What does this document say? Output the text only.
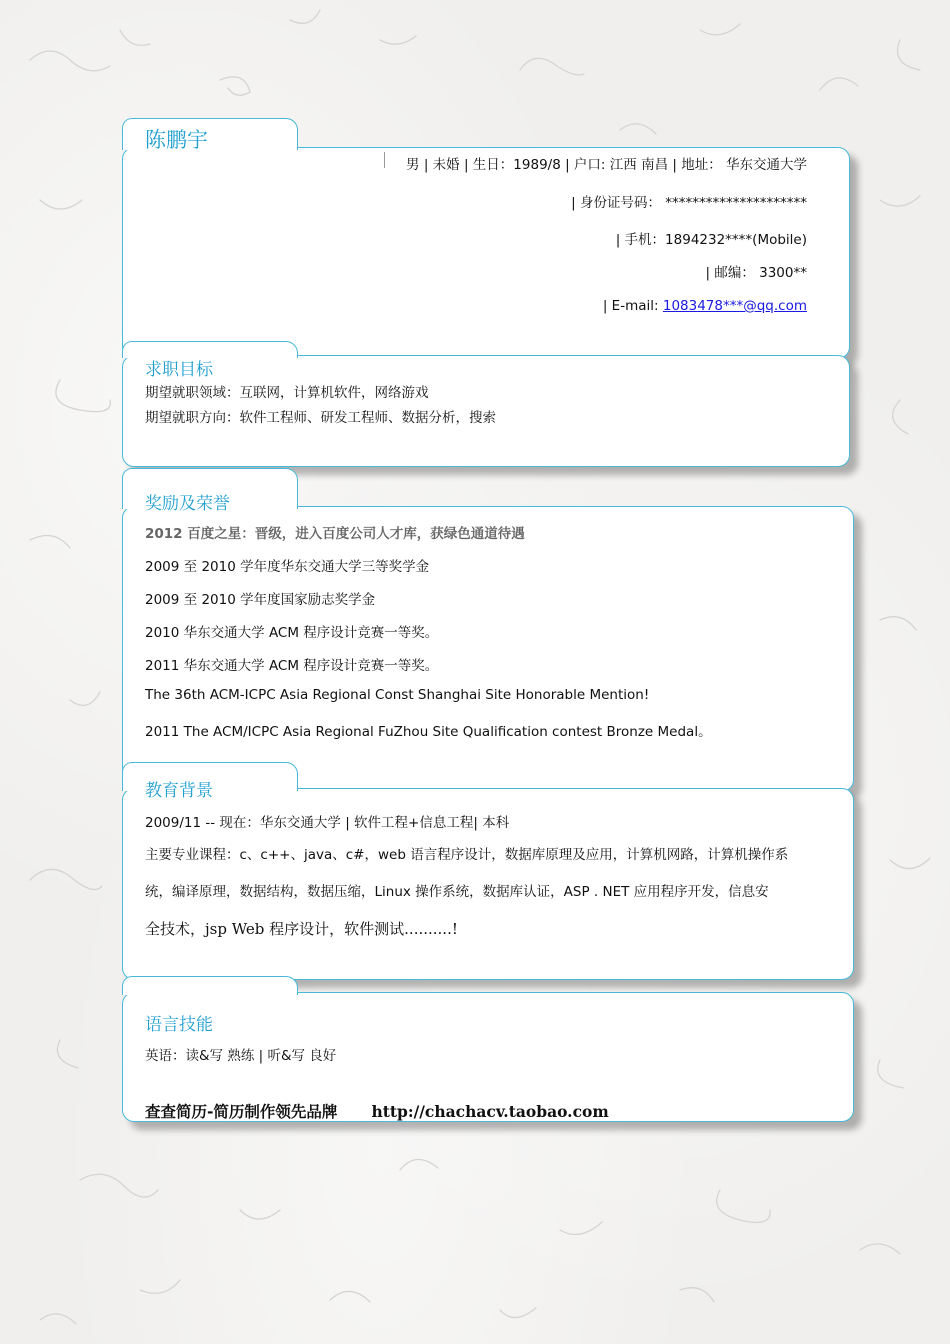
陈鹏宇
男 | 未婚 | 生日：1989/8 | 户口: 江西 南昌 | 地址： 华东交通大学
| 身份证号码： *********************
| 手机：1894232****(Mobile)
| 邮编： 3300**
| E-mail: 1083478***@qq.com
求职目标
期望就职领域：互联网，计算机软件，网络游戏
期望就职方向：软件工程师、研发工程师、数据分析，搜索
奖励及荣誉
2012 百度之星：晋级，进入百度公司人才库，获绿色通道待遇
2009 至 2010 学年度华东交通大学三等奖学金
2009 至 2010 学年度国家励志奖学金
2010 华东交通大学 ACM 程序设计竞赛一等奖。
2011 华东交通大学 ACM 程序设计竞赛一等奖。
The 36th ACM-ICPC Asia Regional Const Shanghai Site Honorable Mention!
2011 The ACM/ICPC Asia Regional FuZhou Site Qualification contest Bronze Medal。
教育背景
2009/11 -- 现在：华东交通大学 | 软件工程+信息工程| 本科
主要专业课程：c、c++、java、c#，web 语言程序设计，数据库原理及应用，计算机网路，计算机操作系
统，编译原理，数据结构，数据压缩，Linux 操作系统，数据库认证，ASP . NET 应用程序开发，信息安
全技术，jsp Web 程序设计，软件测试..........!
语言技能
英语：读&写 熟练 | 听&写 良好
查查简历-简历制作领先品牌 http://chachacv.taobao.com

» CHALLENGE
Restate the full listing verbatim and drop every picture.

» RESPONSE TO THE EXERCISE
What does this document say? Output the text only.
陈鹏宇
男 | 未婚 | 生日：1989/8 | 户口: 江西 南昌 | 地址： 华东交通大学
| 身份证号码： *********************
| 手机：1894232****(Mobile)
| 邮编： 3300**
| E-mail: 1083478***@qq.com
求职目标
期望就职领域：互联网，计算机软件，网络游戏
期望就职方向：软件工程师、研发工程师、数据分析，搜索
奖励及荣誉
2012 百度之星：晋级，进入百度公司人才库，获绿色通道待遇
2009 至 2010 学年度华东交通大学三等奖学金
2009 至 2010 学年度国家励志奖学金
2010 华东交通大学 ACM 程序设计竞赛一等奖。
2011 华东交通大学 ACM 程序设计竞赛一等奖。
The 36th ACM-ICPC Asia Regional Const Shanghai Site Honorable Mention!
2011 The ACM/ICPC Asia Regional FuZhou Site Qualification contest Bronze Medal。
教育背景
2009/11 -- 现在：华东交通大学 | 软件工程+信息工程| 本科
主要专业课程：c、c++、java、c#，web 语言程序设计，数据库原理及应用，计算机网路，计算机操作系
统，编译原理，数据结构，数据压缩，Linux 操作系统，数据库认证，ASP . NET 应用程序开发，信息安
全技术，jsp Web 程序设计，软件测试..........!
语言技能
英语：读&写 熟练 | 听&写 良好
查查简历-简历制作领先品牌 http://chachacv.taobao.com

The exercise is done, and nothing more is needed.